== DATA LINES ==

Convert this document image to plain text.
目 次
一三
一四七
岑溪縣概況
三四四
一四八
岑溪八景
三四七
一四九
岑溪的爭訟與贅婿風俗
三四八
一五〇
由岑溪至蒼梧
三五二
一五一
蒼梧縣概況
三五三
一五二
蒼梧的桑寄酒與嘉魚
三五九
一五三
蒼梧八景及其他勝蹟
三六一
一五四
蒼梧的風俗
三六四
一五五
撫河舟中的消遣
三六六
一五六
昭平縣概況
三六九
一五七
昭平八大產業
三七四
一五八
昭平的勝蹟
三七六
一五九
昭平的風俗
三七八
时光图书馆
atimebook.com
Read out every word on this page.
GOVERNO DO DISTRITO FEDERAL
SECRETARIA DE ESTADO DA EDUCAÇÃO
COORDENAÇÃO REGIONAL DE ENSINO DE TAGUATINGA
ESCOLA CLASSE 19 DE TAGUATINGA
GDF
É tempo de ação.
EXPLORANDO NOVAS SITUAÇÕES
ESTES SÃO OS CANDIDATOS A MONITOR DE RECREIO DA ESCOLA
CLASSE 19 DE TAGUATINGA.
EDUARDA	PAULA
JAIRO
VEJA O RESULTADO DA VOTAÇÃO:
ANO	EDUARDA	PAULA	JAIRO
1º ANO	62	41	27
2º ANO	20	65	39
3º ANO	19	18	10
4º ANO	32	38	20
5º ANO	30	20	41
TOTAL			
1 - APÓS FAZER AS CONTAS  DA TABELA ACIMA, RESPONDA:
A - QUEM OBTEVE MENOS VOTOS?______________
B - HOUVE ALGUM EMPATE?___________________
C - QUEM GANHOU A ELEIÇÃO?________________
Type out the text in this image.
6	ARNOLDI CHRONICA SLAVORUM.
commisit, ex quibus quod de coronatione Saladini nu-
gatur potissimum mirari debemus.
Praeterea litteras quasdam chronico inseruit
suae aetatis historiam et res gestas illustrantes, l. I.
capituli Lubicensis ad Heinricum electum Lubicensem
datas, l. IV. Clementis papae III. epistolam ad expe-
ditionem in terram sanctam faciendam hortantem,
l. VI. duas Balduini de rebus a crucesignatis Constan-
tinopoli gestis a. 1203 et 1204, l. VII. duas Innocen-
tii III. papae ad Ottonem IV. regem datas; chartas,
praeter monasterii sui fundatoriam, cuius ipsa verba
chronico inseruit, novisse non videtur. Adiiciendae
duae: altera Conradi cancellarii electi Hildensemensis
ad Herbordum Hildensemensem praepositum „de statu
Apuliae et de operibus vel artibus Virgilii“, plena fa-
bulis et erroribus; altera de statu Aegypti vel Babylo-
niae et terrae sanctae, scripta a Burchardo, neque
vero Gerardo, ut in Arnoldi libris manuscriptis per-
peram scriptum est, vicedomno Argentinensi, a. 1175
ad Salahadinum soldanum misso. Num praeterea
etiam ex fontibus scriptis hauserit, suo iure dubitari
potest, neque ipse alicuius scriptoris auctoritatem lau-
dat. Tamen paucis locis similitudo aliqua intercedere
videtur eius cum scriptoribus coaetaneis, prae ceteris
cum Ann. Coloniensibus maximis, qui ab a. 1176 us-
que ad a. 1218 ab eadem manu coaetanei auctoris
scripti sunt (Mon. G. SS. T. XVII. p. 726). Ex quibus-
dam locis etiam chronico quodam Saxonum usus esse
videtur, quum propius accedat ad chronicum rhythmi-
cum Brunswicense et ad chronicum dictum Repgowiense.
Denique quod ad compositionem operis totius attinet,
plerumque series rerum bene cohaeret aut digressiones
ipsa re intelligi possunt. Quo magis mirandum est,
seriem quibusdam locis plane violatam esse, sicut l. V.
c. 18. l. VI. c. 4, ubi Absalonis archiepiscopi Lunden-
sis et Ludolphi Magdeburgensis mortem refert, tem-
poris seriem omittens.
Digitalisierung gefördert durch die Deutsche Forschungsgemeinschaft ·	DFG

===

* AIM
Tally the lines holding the string "PAULA" and give only the count.

* FULL RESPONSE
2